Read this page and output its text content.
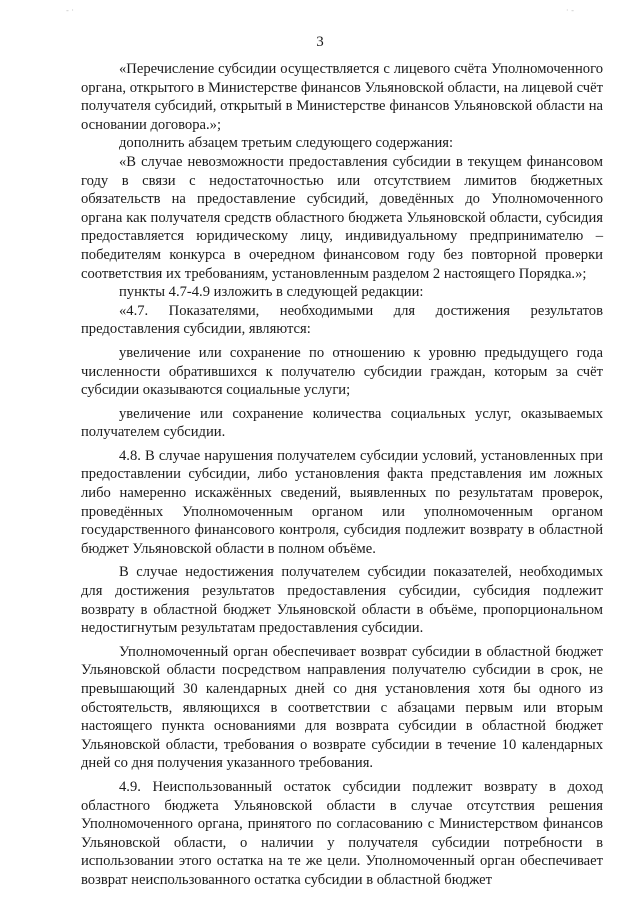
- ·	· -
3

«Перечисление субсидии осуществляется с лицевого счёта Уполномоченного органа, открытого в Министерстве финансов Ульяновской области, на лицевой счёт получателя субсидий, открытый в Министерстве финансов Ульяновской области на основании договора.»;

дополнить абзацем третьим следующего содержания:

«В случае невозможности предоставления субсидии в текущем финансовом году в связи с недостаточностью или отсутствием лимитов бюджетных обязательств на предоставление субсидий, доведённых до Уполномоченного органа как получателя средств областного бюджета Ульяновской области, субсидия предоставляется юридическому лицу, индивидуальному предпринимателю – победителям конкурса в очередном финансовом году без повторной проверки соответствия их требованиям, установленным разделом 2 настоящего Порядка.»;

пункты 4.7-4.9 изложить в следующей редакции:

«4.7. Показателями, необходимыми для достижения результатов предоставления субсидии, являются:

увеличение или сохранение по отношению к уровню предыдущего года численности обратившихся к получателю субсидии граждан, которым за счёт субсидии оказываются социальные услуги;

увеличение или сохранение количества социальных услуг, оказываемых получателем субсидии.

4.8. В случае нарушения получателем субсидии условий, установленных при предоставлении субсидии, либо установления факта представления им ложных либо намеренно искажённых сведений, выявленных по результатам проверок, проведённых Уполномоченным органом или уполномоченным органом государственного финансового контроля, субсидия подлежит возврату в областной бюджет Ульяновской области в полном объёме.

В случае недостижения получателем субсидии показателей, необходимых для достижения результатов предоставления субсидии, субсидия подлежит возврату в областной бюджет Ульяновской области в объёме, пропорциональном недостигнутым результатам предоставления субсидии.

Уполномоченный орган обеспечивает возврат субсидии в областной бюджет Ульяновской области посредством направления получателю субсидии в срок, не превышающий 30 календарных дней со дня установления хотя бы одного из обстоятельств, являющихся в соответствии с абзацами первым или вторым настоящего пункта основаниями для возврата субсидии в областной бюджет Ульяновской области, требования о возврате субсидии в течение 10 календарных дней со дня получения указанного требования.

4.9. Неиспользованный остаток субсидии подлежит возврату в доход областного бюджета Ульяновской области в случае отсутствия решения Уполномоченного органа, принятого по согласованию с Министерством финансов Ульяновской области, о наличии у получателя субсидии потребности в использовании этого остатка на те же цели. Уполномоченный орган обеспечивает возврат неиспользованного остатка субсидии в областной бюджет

----

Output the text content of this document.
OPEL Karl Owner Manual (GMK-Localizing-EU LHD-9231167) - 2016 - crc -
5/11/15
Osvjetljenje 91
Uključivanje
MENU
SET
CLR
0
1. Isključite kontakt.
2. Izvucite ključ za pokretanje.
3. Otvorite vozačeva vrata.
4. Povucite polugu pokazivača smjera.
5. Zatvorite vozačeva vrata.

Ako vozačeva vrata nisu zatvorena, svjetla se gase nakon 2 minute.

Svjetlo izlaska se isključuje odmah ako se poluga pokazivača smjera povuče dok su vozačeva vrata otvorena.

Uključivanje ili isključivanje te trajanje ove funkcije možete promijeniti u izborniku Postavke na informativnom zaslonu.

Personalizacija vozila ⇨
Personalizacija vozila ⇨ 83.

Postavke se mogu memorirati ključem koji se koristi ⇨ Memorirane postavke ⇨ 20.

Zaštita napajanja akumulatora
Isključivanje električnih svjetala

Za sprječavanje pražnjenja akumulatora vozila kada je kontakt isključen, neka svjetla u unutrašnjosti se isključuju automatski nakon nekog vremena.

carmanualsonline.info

----

• [Your goal]
Find the number of lines in which the word "областной" occurs, and write nothing but that number.

• [Task solution]
4